> **Stated task**: Each record below is to be reproduced without any change.

> **Record excerpts**:
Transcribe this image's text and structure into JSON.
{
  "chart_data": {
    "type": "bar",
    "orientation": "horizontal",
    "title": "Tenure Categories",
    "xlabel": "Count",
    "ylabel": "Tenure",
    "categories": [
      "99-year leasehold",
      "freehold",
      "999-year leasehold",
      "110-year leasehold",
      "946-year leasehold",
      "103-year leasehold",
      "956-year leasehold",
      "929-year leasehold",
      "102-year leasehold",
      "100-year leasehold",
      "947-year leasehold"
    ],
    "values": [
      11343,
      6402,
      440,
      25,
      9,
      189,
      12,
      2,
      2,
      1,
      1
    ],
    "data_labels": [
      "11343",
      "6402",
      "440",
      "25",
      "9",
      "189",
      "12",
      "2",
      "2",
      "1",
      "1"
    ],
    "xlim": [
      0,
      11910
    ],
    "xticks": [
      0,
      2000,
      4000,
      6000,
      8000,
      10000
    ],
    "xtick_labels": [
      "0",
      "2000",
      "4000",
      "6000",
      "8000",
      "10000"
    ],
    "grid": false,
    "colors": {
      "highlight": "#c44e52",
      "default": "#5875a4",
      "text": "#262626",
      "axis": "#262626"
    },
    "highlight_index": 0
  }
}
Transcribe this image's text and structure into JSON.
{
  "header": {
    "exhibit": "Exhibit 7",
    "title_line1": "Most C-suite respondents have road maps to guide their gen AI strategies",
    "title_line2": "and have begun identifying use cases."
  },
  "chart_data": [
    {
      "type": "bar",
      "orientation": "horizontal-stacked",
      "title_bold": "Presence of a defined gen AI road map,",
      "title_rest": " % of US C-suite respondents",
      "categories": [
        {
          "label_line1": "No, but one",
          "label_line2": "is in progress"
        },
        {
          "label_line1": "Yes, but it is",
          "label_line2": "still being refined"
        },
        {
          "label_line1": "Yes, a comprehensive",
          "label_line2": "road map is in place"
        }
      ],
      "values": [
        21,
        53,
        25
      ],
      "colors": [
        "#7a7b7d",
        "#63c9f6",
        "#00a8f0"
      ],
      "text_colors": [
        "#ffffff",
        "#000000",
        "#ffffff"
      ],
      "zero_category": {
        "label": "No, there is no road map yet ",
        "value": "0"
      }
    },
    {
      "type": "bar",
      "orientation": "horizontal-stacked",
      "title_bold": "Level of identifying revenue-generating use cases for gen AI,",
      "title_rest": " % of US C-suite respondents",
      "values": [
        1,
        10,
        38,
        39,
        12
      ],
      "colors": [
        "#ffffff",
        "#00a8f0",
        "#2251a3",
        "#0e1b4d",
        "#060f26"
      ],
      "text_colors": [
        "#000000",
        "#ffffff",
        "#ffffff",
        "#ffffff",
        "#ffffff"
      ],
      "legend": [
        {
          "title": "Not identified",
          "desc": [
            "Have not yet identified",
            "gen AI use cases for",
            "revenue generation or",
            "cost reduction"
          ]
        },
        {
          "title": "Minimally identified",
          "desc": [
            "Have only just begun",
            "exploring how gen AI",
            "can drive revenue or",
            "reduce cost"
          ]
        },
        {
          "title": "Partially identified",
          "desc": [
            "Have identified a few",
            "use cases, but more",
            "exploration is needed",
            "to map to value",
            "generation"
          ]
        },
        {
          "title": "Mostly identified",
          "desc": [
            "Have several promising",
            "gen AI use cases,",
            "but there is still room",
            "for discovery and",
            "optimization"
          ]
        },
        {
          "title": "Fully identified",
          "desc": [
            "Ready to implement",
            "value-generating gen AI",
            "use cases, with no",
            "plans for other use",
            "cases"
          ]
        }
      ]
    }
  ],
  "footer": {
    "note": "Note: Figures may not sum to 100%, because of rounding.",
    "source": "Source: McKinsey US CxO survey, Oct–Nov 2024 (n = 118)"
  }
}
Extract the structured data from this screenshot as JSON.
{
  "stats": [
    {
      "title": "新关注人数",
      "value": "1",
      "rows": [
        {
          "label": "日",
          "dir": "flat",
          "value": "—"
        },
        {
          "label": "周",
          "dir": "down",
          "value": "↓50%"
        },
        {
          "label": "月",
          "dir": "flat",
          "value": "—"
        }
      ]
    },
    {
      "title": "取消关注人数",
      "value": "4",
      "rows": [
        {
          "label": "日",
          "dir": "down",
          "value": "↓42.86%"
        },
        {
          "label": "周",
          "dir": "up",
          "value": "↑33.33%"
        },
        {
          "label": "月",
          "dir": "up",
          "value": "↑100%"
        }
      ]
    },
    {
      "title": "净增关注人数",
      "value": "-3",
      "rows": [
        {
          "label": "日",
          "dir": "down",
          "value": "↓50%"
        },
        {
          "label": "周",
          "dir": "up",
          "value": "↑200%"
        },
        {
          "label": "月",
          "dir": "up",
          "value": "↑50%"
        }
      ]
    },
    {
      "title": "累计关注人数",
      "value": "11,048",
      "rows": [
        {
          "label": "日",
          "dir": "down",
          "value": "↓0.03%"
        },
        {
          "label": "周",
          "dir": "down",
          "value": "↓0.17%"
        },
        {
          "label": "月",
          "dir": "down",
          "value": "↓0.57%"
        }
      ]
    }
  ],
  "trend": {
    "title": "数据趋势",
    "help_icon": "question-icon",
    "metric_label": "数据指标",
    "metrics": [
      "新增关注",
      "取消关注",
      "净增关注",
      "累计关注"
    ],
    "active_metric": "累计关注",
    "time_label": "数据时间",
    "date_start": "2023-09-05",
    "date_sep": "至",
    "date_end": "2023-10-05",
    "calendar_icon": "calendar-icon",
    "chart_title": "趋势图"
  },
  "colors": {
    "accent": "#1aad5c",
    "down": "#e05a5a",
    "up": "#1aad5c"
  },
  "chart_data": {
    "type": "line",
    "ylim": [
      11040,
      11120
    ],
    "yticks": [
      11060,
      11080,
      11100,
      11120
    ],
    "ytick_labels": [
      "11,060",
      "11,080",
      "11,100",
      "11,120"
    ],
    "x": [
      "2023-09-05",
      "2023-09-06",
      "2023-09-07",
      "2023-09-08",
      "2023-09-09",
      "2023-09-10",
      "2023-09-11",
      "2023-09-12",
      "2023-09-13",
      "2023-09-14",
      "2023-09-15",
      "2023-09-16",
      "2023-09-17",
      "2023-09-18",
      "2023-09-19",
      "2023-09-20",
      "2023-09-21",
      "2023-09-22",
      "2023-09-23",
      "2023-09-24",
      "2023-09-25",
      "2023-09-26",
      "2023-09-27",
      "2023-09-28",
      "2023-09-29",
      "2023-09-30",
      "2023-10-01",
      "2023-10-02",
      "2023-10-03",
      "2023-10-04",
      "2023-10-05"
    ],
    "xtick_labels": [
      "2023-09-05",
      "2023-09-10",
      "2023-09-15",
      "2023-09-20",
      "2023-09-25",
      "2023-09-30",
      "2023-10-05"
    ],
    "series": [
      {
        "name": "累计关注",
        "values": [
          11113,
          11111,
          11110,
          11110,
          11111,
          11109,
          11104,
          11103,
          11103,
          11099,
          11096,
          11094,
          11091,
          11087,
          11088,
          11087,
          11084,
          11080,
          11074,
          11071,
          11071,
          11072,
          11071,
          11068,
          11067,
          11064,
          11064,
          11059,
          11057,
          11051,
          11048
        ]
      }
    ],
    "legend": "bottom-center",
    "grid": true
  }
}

> **Full answer**:
Transcribe this image's text and structure into JSON.
{
  "chart_data": {
    "type": "bar",
    "orientation": "horizontal",
    "title": "Tenure Categories",
    "xlabel": "Count",
    "ylabel": "Tenure",
    "categories": [
      "99-year leasehold",
      "freehold",
      "999-year leasehold",
      "110-year leasehold",
      "946-year leasehold",
      "103-year leasehold",
      "956-year leasehold",
      "929-year leasehold",
      "102-year leasehold",
      "100-year leasehold",
      "947-year leasehold"
    ],
    "values": [
      11343,
      6402,
      440,
      25,
      9,
      189,
      12,
      2,
      2,
      1,
      1
    ],
    "data_labels": [
      "11343",
      "6402",
      "440",
      "25",
      "9",
      "189",
      "12",
      "2",
      "2",
      "1",
      "1"
    ],
    "xlim": [
      0,
      11910
    ],
    "xticks": [
      0,
      2000,
      4000,
      6000,
      8000,
      10000
    ],
    "xtick_labels": [
      "0",
      "2000",
      "4000",
      "6000",
      "8000",
      "10000"
    ],
    "grid": false,
    "colors": {
      "highlight": "#c44e52",
      "default": "#5875a4",
      "text": "#262626",
      "axis": "#262626"
    },
    "highlight_index": 0
  }
}
Transcribe this image's text and structure into JSON.
{
  "header": {
    "exhibit": "Exhibit 7",
    "title_line1": "Most C-suite respondents have road maps to guide their gen AI strategies",
    "title_line2": "and have begun identifying use cases."
  },
  "chart_data": [
    {
      "type": "bar",
      "orientation": "horizontal-stacked",
      "title_bold": "Presence of a defined gen AI road map,",
      "title_rest": " % of US C-suite respondents",
      "categories": [
        {
          "label_line1": "No, but one",
          "label_line2": "is in progress"
        },
        {
          "label_line1": "Yes, but it is",
          "label_line2": "still being refined"
        },
        {
          "label_line1": "Yes, a comprehensive",
          "label_line2": "road map is in place"
        }
      ],
      "values": [
        21,
        53,
        25
      ],
      "colors": [
        "#7a7b7d",
        "#63c9f6",
        "#00a8f0"
      ],
      "text_colors": [
        "#ffffff",
        "#000000",
        "#ffffff"
      ],
      "zero_category": {
        "label": "No, there is no road map yet ",
        "value": "0"
      }
    },
    {
      "type": "bar",
      "orientation": "horizontal-stacked",
      "title_bold": "Level of identifying revenue-generating use cases for gen AI,",
      "title_rest": " % of US C-suite respondents",
      "values": [
        1,
        10,
        38,
        39,
        12
      ],
      "colors": [
        "#ffffff",
        "#00a8f0",
        "#2251a3",
        "#0e1b4d",
        "#060f26"
      ],
      "text_colors": [
        "#000000",
        "#ffffff",
        "#ffffff",
        "#ffffff",
        "#ffffff"
      ],
      "legend": [
        {
          "title": "Not identified",
          "desc": [
            "Have not yet identified",
            "gen AI use cases for",
            "revenue generation or",
            "cost reduction"
          ]
        },
        {
          "title": "Minimally identified",
          "desc": [
            "Have only just begun",
            "exploring how gen AI",
            "can drive revenue or",
            "reduce cost"
          ]
        },
        {
          "title": "Partially identified",
          "desc": [
            "Have identified a few",
            "use cases, but more",
            "exploration is needed",
            "to map to value",
            "generation"
          ]
        },
        {
          "title": "Mostly identified",
          "desc": [
            "Have several promising",
            "gen AI use cases,",
            "but there is still room",
            "for discovery and",
            "optimization"
          ]
        },
        {
          "title": "Fully identified",
          "desc": [
            "Ready to implement",
            "value-generating gen AI",
            "use cases, with no",
            "plans for other use",
            "cases"
          ]
        }
      ]
    }
  ],
  "footer": {
    "note": "Note: Figures may not sum to 100%, because of rounding.",
    "source": "Source: McKinsey US CxO survey, Oct–Nov 2024 (n = 118)"
  }
}
Extract the structured data from this screenshot as JSON.
{
  "stats": [
    {
      "title": "新关注人数",
      "value": "1",
      "rows": [
        {
          "label": "日",
          "dir": "flat",
          "value": "—"
        },
        {
          "label": "周",
          "dir": "down",
          "value": "↓50%"
        },
        {
          "label": "月",
          "dir": "flat",
          "value": "—"
        }
      ]
    },
    {
      "title": "取消关注人数",
      "value": "4",
      "rows": [
        {
          "label": "日",
          "dir": "down",
          "value": "↓42.86%"
        },
        {
          "label": "周",
          "dir": "up",
          "value": "↑33.33%"
        },
        {
          "label": "月",
          "dir": "up",
          "value": "↑100%"
        }
      ]
    },
    {
      "title": "净增关注人数",
      "value": "-3",
      "rows": [
        {
          "label": "日",
          "dir": "down",
          "value": "↓50%"
        },
        {
          "label": "周",
          "dir": "up",
          "value": "↑200%"
        },
        {
          "label": "月",
          "dir": "up",
          "value": "↑50%"
        }
      ]
    },
    {
      "title": "累计关注人数",
      "value": "11,048",
      "rows": [
        {
          "label": "日",
          "dir": "down",
          "value": "↓0.03%"
        },
        {
          "label": "周",
          "dir": "down",
          "value": "↓0.17%"
        },
        {
          "label": "月",
          "dir": "down",
          "value": "↓0.57%"
        }
      ]
    }
  ],
  "trend": {
    "title": "数据趋势",
    "help_icon": "question-icon",
    "metric_label": "数据指标",
    "metrics": [
      "新增关注",
      "取消关注",
      "净增关注",
      "累计关注"
    ],
    "active_metric": "累计关注",
    "time_label": "数据时间",
    "date_start": "2023-09-05",
    "date_sep": "至",
    "date_end": "2023-10-05",
    "calendar_icon": "calendar-icon",
    "chart_title": "趋势图"
  },
  "colors": {
    "accent": "#1aad5c",
    "down": "#e05a5a",
    "up": "#1aad5c"
  },
  "chart_data": {
    "type": "line",
    "ylim": [
      11040,
      11120
    ],
    "yticks": [
      11060,
      11080,
      11100,
      11120
    ],
    "ytick_labels": [
      "11,060",
      "11,080",
      "11,100",
      "11,120"
    ],
    "x": [
      "2023-09-05",
      "2023-09-06",
      "2023-09-07",
      "2023-09-08",
      "2023-09-09",
      "2023-09-10",
      "2023-09-11",
      "2023-09-12",
      "2023-09-13",
      "2023-09-14",
      "2023-09-15",
      "2023-09-16",
      "2023-09-17",
      "2023-09-18",
      "2023-09-19",
      "2023-09-20",
      "2023-09-21",
      "2023-09-22",
      "2023-09-23",
      "2023-09-24",
      "2023-09-25",
      "2023-09-26",
      "2023-09-27",
      "2023-09-28",
      "2023-09-29",
      "2023-09-30",
      "2023-10-01",
      "2023-10-02",
      "2023-10-03",
      "2023-10-04",
      "2023-10-05"
    ],
    "xtick_labels": [
      "2023-09-05",
      "2023-09-10",
      "2023-09-15",
      "2023-09-20",
      "2023-09-25",
      "2023-09-30",
      "2023-10-05"
    ],
    "series": [
      {
        "name": "累计关注",
        "values": [
          11113,
          11111,
          11110,
          11110,
          11111,
          11109,
          11104,
          11103,
          11103,
          11099,
          11096,
          11094,
          11091,
          11087,
          11088,
          11087,
          11084,
          11080,
          11074,
          11071,
          11071,
          11072,
          11071,
          11068,
          11067,
          11064,
          11064,
          11059,
          11057,
          11051,
          11048
        ]
      }
    ],
    "legend": "bottom-center",
    "grid": true
  }
}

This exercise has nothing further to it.